╭─ The data

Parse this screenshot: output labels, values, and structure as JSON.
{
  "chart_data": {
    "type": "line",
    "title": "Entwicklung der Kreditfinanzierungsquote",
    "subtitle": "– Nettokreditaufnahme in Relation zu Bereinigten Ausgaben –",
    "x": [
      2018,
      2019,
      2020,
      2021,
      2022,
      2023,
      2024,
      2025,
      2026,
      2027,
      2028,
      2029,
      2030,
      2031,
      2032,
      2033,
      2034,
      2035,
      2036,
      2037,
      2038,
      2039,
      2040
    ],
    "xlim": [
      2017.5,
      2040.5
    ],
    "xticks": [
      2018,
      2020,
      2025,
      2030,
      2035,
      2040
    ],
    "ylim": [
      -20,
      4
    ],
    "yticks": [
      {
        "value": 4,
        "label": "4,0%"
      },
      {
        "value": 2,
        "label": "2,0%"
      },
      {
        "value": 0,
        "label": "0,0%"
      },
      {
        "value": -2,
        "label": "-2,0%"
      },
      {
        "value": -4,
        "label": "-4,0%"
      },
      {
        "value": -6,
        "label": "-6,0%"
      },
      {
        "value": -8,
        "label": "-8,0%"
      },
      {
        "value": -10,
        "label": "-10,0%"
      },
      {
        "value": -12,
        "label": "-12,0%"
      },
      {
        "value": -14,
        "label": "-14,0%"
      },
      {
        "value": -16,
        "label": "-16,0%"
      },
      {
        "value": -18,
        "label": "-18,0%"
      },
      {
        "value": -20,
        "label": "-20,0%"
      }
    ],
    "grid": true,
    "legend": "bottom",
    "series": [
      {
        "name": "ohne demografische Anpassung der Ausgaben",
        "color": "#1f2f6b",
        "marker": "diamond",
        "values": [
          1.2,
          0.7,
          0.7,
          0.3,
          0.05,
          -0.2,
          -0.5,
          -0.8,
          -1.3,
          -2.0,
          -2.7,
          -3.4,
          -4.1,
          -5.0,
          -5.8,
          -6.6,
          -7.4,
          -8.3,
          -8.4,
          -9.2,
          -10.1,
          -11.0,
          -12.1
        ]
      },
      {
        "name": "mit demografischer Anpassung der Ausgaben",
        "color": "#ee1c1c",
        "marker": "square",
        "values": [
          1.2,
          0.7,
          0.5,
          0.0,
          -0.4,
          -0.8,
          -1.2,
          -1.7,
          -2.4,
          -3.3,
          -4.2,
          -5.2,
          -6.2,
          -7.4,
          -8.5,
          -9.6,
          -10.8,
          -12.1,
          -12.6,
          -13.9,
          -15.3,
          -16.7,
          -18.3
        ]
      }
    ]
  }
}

╰─

Using the listing above, gather each line that holds the string "Anpassung" and copy it.

        "name": "ohne demografische Anpassung der Ausgaben",
        "name": "mit demografischer Anpassung der Ausgaben",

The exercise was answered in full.